• **Source records**:
┏━━

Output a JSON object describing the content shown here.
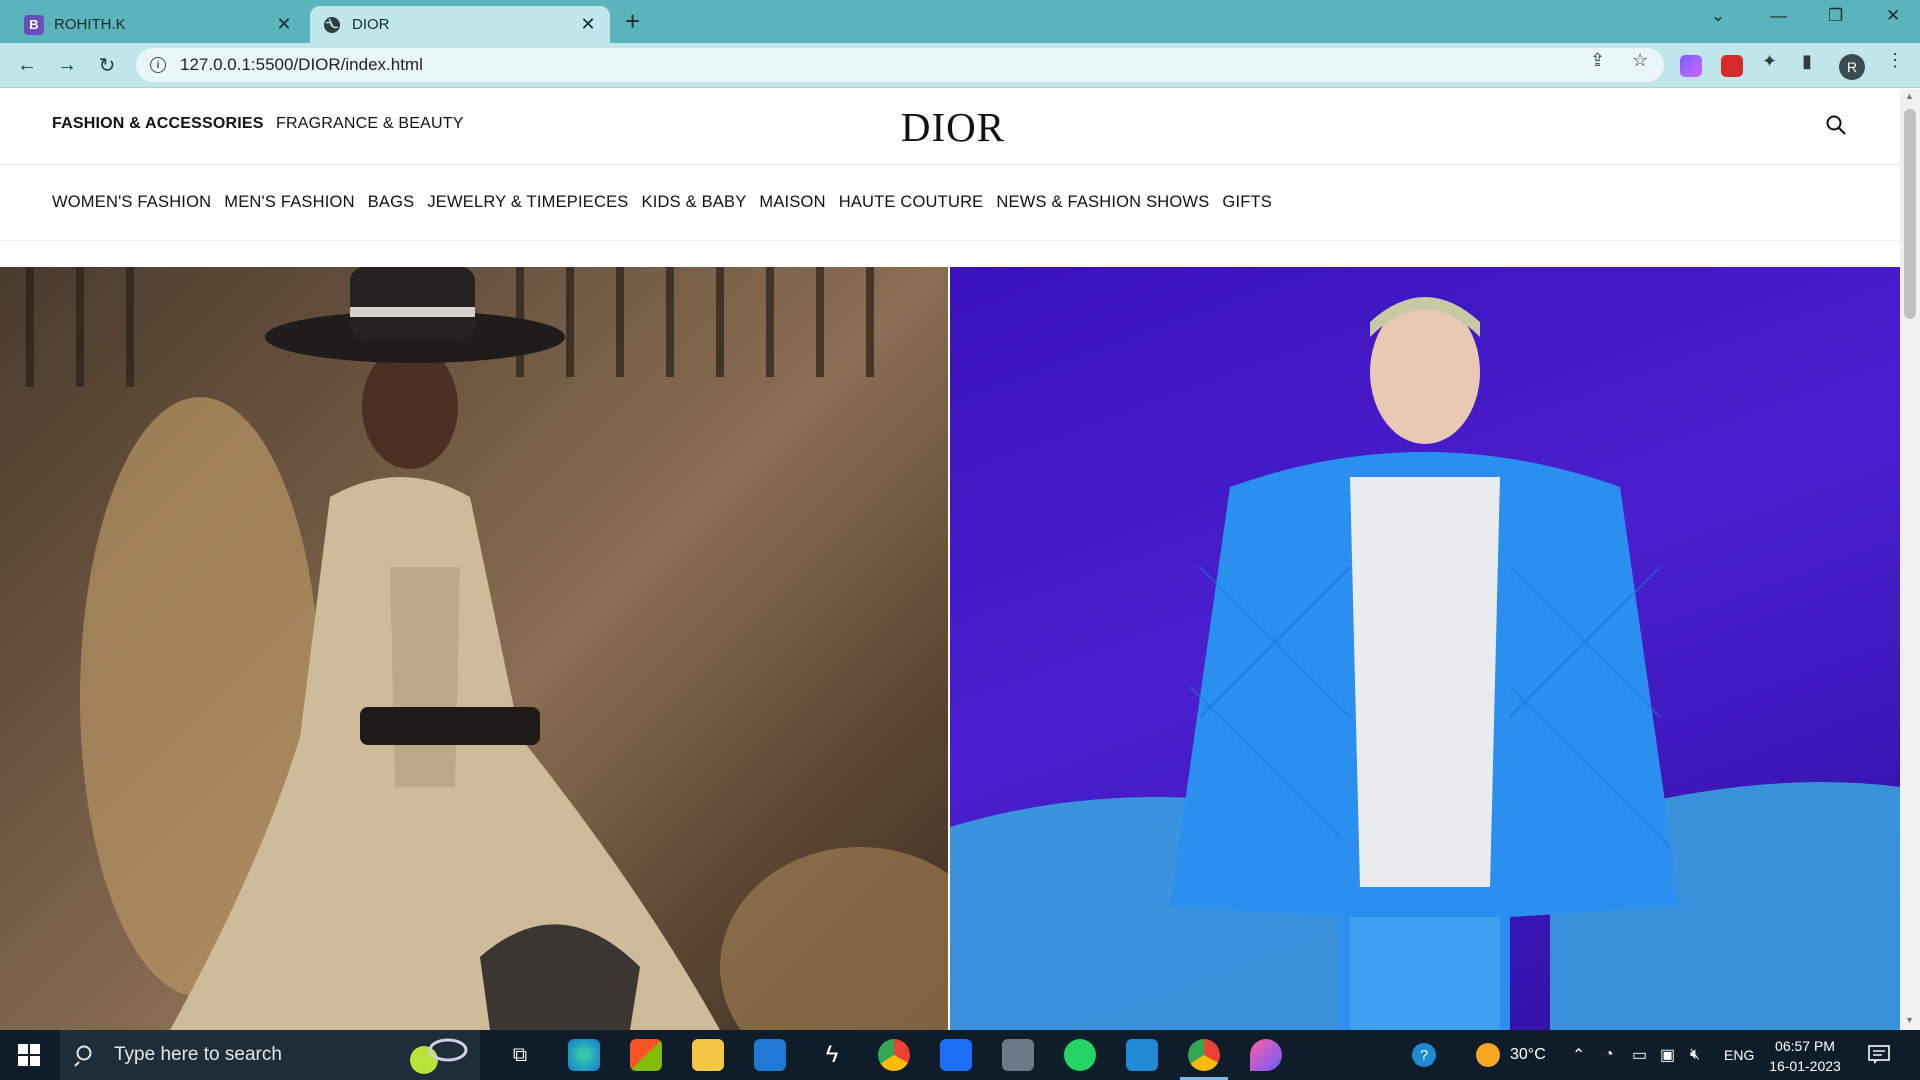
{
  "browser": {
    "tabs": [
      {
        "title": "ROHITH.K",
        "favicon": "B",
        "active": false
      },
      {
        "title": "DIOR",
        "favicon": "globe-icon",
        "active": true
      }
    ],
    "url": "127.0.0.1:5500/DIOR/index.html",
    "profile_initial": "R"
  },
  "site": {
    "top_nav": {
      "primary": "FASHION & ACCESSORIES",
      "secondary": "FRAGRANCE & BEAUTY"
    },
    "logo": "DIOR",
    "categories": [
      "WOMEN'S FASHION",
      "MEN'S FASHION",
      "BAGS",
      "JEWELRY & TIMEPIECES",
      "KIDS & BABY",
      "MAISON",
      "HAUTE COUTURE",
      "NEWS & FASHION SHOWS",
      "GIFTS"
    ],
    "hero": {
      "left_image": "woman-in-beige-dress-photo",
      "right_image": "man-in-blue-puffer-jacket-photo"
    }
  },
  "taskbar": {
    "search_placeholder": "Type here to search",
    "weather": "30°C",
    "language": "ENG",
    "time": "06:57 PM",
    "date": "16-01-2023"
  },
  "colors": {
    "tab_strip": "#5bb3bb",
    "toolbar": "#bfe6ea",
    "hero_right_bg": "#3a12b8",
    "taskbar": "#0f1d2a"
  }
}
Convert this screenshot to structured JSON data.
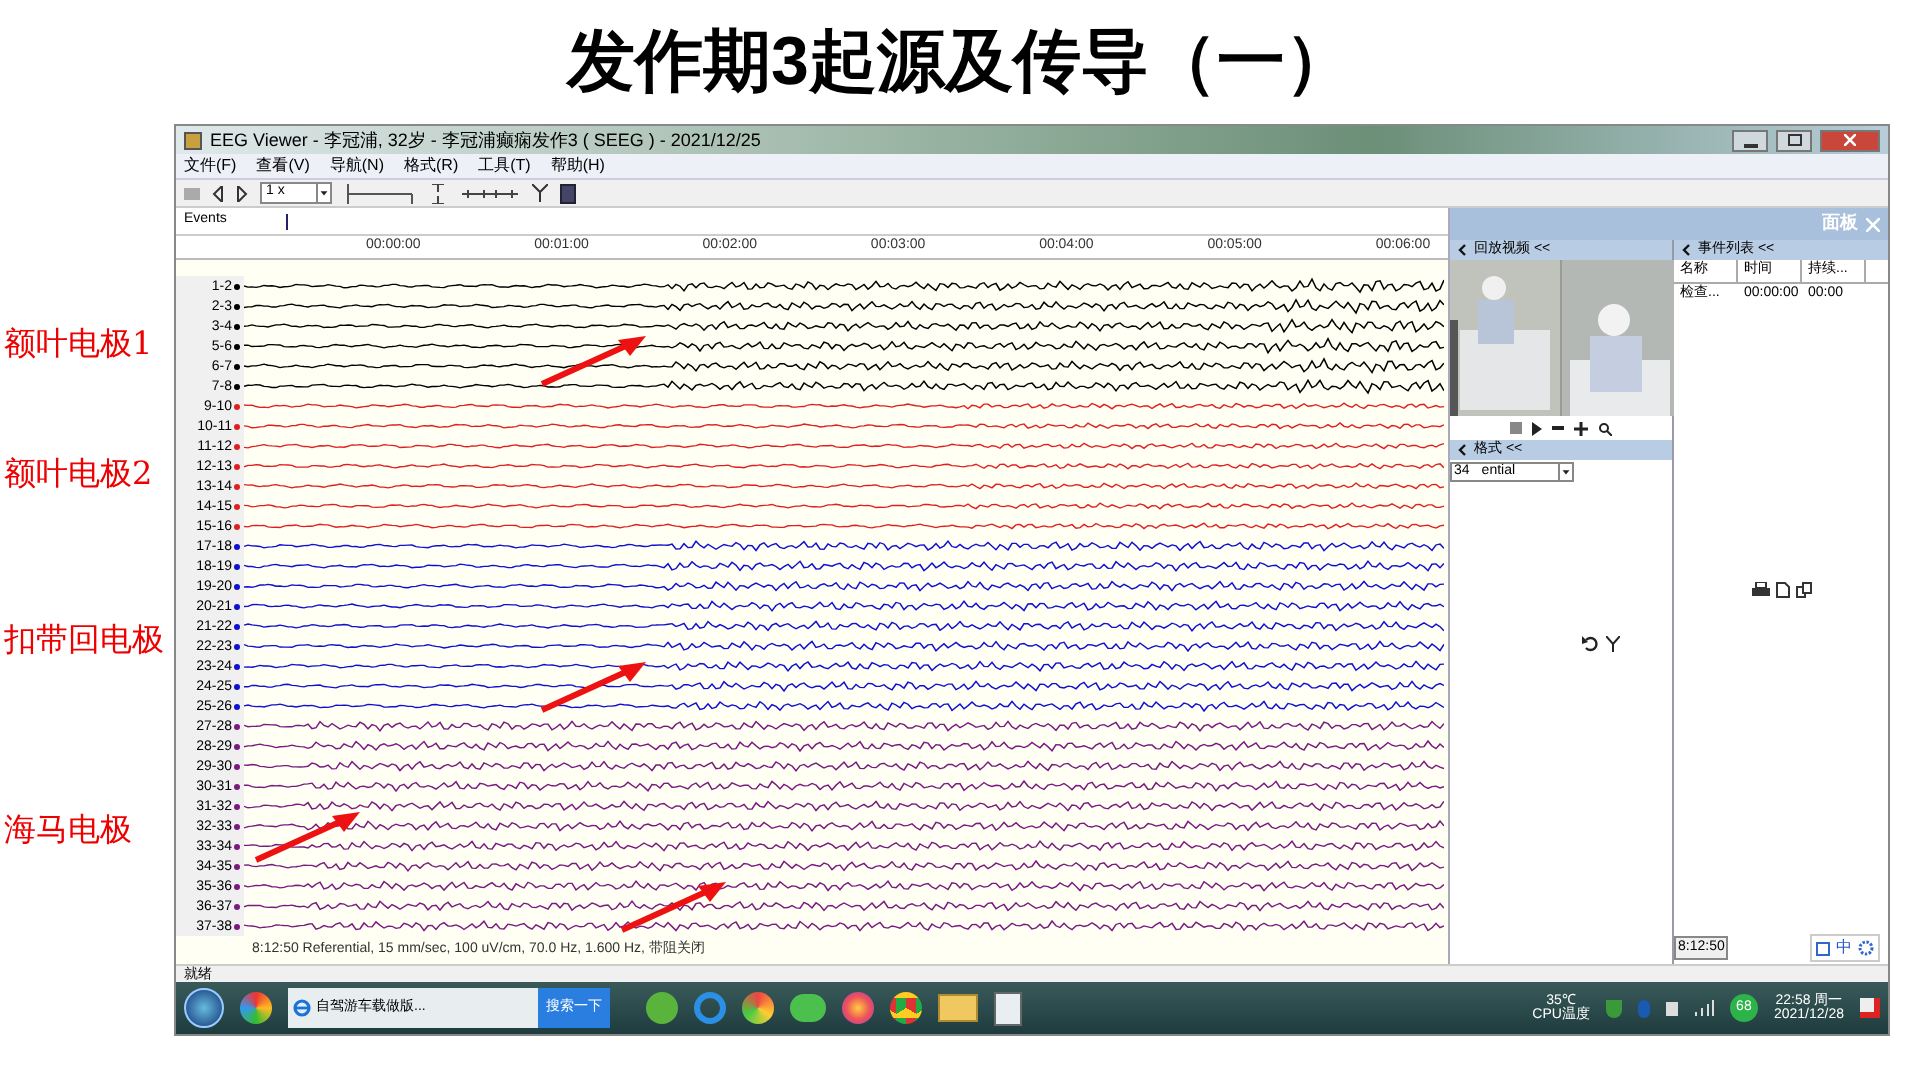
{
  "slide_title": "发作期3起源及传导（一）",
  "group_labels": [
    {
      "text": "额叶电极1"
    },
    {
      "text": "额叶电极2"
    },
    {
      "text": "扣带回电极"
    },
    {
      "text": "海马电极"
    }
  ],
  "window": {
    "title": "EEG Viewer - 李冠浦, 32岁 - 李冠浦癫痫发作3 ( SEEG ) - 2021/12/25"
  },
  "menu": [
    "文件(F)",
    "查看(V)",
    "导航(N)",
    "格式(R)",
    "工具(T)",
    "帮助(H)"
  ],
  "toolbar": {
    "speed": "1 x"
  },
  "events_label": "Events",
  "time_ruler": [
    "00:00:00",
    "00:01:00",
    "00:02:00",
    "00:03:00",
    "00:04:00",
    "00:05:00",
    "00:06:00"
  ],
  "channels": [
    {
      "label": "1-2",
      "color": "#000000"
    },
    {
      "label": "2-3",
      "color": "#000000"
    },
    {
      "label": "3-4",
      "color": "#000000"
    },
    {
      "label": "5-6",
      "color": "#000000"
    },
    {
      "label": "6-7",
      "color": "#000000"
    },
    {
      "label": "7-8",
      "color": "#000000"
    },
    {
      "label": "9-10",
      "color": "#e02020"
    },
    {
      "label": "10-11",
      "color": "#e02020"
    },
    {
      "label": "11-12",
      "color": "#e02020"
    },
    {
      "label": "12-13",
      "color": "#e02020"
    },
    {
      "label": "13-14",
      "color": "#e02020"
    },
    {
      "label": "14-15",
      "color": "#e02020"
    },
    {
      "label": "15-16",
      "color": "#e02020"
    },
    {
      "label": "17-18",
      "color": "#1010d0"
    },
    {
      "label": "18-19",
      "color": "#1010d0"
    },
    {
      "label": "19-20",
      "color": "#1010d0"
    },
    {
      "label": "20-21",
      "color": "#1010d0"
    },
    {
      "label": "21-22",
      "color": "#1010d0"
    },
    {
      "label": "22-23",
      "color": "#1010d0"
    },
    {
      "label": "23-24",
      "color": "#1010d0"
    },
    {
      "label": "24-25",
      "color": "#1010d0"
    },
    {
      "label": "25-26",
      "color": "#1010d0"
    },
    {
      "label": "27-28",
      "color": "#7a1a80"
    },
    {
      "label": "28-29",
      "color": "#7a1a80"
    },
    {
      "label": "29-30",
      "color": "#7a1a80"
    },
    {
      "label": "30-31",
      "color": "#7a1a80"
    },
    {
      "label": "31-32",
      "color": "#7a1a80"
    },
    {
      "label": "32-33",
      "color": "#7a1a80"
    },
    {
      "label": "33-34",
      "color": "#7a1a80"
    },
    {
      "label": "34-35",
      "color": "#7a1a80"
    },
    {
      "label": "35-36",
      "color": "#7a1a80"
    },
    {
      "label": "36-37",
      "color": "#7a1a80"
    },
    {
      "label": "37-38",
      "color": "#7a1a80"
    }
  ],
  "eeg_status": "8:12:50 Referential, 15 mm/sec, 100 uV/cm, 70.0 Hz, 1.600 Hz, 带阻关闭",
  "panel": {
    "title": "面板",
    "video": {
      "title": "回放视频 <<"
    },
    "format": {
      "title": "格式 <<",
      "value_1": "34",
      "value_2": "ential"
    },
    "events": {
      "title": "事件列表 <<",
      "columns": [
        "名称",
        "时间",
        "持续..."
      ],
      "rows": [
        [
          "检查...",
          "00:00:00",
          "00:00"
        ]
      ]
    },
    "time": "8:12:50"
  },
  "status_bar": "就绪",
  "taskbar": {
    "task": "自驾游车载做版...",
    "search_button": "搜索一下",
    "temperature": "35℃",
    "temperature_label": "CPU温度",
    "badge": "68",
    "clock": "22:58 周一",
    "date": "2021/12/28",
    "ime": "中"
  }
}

┗━━

• **EXERCISE DIRECTIONS**: Each entry above should be reproduced exactly, with the pictures removed.

• **FULL SOLUTION**:
Output a JSON object describing the content shown here.
{
  "browser": {
    "tabs": [
      {
        "title": "ROHITH.K",
        "favicon": "B",
        "active": false
      },
      {
        "title": "DIOR",
        "favicon": "globe-icon",
        "active": true
      }
    ],
    "url": "127.0.0.1:5500/DIOR/index.html",
    "profile_initial": "R"
  },
  "site": {
    "top_nav": {
      "primary": "FASHION & ACCESSORIES",
      "secondary": "FRAGRANCE & BEAUTY"
    },
    "logo": "DIOR",
    "categories": [
      "WOMEN'S FASHION",
      "MEN'S FASHION",
      "BAGS",
      "JEWELRY & TIMEPIECES",
      "KIDS & BABY",
      "MAISON",
      "HAUTE COUTURE",
      "NEWS & FASHION SHOWS",
      "GIFTS"
    ],
    "hero": {
      "left_image": "woman-in-beige-dress-photo",
      "right_image": "man-in-blue-puffer-jacket-photo"
    }
  },
  "taskbar": {
    "search_placeholder": "Type here to search",
    "weather": "30°C",
    "language": "ENG",
    "time": "06:57 PM",
    "date": "16-01-2023"
  },
  "colors": {
    "tab_strip": "#5bb3bb",
    "toolbar": "#bfe6ea",
    "hero_right_bg": "#3a12b8",
    "taskbar": "#0f1d2a"
  }
}
Convert this screenshot to structured JSON data.
{
  "slide_title": "发作期3起源及传导（一）",
  "group_labels": [
    {
      "text": "额叶电极1"
    },
    {
      "text": "额叶电极2"
    },
    {
      "text": "扣带回电极"
    },
    {
      "text": "海马电极"
    }
  ],
  "window": {
    "title": "EEG Viewer - 李冠浦, 32岁 - 李冠浦癫痫发作3 ( SEEG ) - 2021/12/25"
  },
  "menu": [
    "文件(F)",
    "查看(V)",
    "导航(N)",
    "格式(R)",
    "工具(T)",
    "帮助(H)"
  ],
  "toolbar": {
    "speed": "1 x"
  },
  "events_label": "Events",
  "time_ruler": [
    "00:00:00",
    "00:01:00",
    "00:02:00",
    "00:03:00",
    "00:04:00",
    "00:05:00",
    "00:06:00"
  ],
  "channels": [
    {
      "label": "1-2",
      "color": "#000000"
    },
    {
      "label": "2-3",
      "color": "#000000"
    },
    {
      "label": "3-4",
      "color": "#000000"
    },
    {
      "label": "5-6",
      "color": "#000000"
    },
    {
      "label": "6-7",
      "color": "#000000"
    },
    {
      "label": "7-8",
      "color": "#000000"
    },
    {
      "label": "9-10",
      "color": "#e02020"
    },
    {
      "label": "10-11",
      "color": "#e02020"
    },
    {
      "label": "11-12",
      "color": "#e02020"
    },
    {
      "label": "12-13",
      "color": "#e02020"
    },
    {
      "label": "13-14",
      "color": "#e02020"
    },
    {
      "label": "14-15",
      "color": "#e02020"
    },
    {
      "label": "15-16",
      "color": "#e02020"
    },
    {
      "label": "17-18",
      "color": "#1010d0"
    },
    {
      "label": "18-19",
      "color": "#1010d0"
    },
    {
      "label": "19-20",
      "color": "#1010d0"
    },
    {
      "label": "20-21",
      "color": "#1010d0"
    },
    {
      "label": "21-22",
      "color": "#1010d0"
    },
    {
      "label": "22-23",
      "color": "#1010d0"
    },
    {
      "label": "23-24",
      "color": "#1010d0"
    },
    {
      "label": "24-25",
      "color": "#1010d0"
    },
    {
      "label": "25-26",
      "color": "#1010d0"
    },
    {
      "label": "27-28",
      "color": "#7a1a80"
    },
    {
      "label": "28-29",
      "color": "#7a1a80"
    },
    {
      "label": "29-30",
      "color": "#7a1a80"
    },
    {
      "label": "30-31",
      "color": "#7a1a80"
    },
    {
      "label": "31-32",
      "color": "#7a1a80"
    },
    {
      "label": "32-33",
      "color": "#7a1a80"
    },
    {
      "label": "33-34",
      "color": "#7a1a80"
    },
    {
      "label": "34-35",
      "color": "#7a1a80"
    },
    {
      "label": "35-36",
      "color": "#7a1a80"
    },
    {
      "label": "36-37",
      "color": "#7a1a80"
    },
    {
      "label": "37-38",
      "color": "#7a1a80"
    }
  ],
  "eeg_status": "8:12:50 Referential, 15 mm/sec, 100 uV/cm, 70.0 Hz, 1.600 Hz, 带阻关闭",
  "panel": {
    "title": "面板",
    "video": {
      "title": "回放视频 <<"
    },
    "format": {
      "title": "格式 <<",
      "value_1": "34",
      "value_2": "ential"
    },
    "events": {
      "title": "事件列表 <<",
      "columns": [
        "名称",
        "时间",
        "持续..."
      ],
      "rows": [
        [
          "检查...",
          "00:00:00",
          "00:00"
        ]
      ]
    },
    "time": "8:12:50"
  },
  "status_bar": "就绪",
  "taskbar": {
    "task": "自驾游车载做版...",
    "search_button": "搜索一下",
    "temperature": "35℃",
    "temperature_label": "CPU温度",
    "badge": "68",
    "clock": "22:58 周一",
    "date": "2021/12/28",
    "ime": "中"
  }
}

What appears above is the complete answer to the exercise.